Objective 1: Reproduce the passage on transport permits and regulated competition below word for word.

Supplied text:
Temporary permissions will be required for special events in terms of section 20 of the Road Transportation Act, 1977 or replacing provincial legislation. Each province will be able to make different arrangements in this regard if it so wishes.

Part 10 deals with "regulated competition", and is based in the White Paper's recommendation that competition should be "for routes but not on routes". Where contracts have been concluded for subsidised services before the date of commencement of the Bill (if adopted by Parliament and becoming an act), these will have to be converted to subsidised service contracts. All new subsidised services will have to be put out to tender. To qualify as a tenderer for such a contract or a commercial service contract, an operator will have to—

- be registered in the case of a minibus taxi-type service;

- conduct its operations according to business principles and be "financially ringfenced" as provided for in the Bill, and

- be liable to pay income tax.

A municipal or parastatal operator who is not liable to pay income tax may qualify, once only in respect of a particular service, where the service was operated on 1 October 1996 and the service was not previously subject to an interim contract or a current tendered contract.

Objective 2: Find each line in the records below that contains the string "logo", and copy those lines.

Layout region records:
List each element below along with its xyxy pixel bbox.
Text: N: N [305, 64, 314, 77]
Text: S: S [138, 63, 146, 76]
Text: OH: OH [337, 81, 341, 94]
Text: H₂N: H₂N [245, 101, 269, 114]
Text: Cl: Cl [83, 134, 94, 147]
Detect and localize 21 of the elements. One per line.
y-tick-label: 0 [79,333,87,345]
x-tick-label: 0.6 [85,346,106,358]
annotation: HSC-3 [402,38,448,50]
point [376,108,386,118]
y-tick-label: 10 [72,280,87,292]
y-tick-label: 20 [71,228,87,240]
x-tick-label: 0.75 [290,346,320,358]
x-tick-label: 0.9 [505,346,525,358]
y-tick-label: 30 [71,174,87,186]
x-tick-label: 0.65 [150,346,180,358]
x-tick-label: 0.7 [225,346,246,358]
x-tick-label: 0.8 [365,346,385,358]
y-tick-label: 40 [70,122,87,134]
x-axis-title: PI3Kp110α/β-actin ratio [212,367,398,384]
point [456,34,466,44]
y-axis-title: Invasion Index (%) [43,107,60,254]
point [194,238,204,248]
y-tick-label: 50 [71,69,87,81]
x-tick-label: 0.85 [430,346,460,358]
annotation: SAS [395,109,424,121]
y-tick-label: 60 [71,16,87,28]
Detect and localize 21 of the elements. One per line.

* * *

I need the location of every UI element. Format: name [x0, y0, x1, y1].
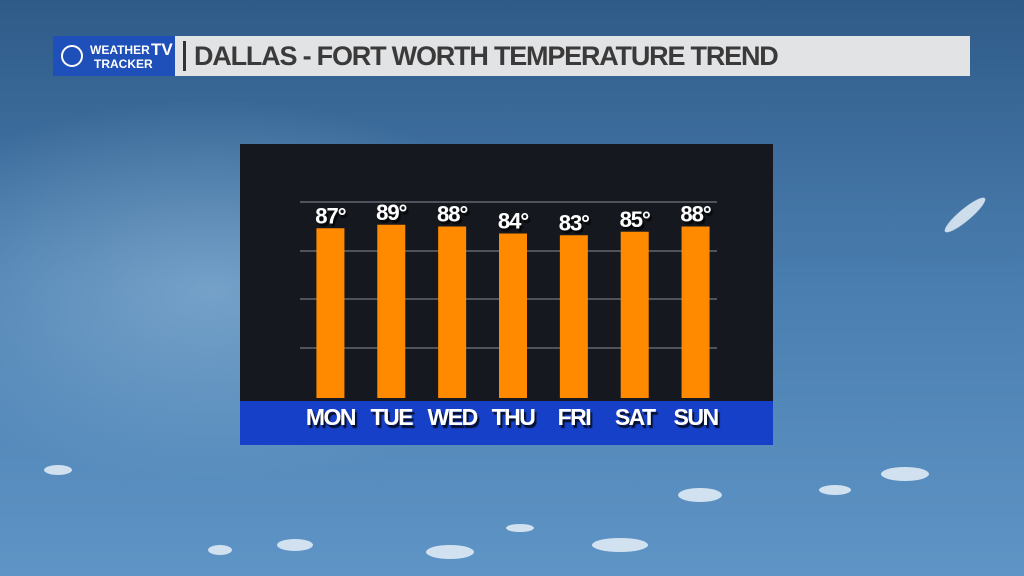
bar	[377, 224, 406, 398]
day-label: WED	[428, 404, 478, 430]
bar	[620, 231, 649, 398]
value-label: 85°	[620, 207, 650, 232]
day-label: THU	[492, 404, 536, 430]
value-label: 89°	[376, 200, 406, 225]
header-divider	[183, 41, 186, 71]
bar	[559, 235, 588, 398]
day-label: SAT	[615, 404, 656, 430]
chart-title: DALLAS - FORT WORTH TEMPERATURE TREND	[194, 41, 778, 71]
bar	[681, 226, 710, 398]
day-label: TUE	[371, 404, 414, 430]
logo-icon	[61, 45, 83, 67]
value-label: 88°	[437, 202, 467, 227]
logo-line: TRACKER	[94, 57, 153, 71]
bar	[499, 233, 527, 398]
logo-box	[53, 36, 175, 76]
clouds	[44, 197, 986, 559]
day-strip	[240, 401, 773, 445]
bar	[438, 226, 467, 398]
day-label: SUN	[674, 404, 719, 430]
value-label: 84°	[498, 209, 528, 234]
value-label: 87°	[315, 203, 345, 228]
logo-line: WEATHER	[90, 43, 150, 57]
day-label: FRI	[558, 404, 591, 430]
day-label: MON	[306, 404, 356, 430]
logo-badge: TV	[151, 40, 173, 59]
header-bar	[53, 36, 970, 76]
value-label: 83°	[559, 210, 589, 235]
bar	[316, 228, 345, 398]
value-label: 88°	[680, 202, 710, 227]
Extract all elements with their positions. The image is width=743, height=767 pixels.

Result 1:
Temporary permissions will be required for special events in terms of section 20 of the Road Transportation Act, 1977 or replacing provincial legislation. Each province will be able to make different arrangements in this regard if it so wishes.

Part 10 deals with "regulated competition", and is based in the White Paper's recommendation that competition should be "for routes but not on routes". Where contracts have been concluded for subsidised services before the date of commencement of the Bill (if adopted by Parliament and becoming an act), these will have to be converted to subsidised service contracts. All new subsidised services will have to be put out to tender. To qualify as a tenderer for such a contract or a commercial service contract, an operator will have to—

- be registered in the case of a minibus taxi-type service;

- conduct its operations according to business principles and be "financially ringfenced" as provided for in the Bill, and

- be liable to pay income tax.

A municipal or parastatal operator who is not liable to pay income tax may qualify, once only in respect of a particular service, where the service was operated on 1 October 1996 and the service was not previously subject to an interim contract or a current tendered contract.

Result 2:
logo-icon	[61, 45, 83, 67]
logo-line: TRACKER	[94, 57, 153, 71]
logo-box	[53, 36, 175, 76]
logo-line: WEATHER	[90, 43, 150, 57]
logo-badge: TV	[151, 40, 173, 59]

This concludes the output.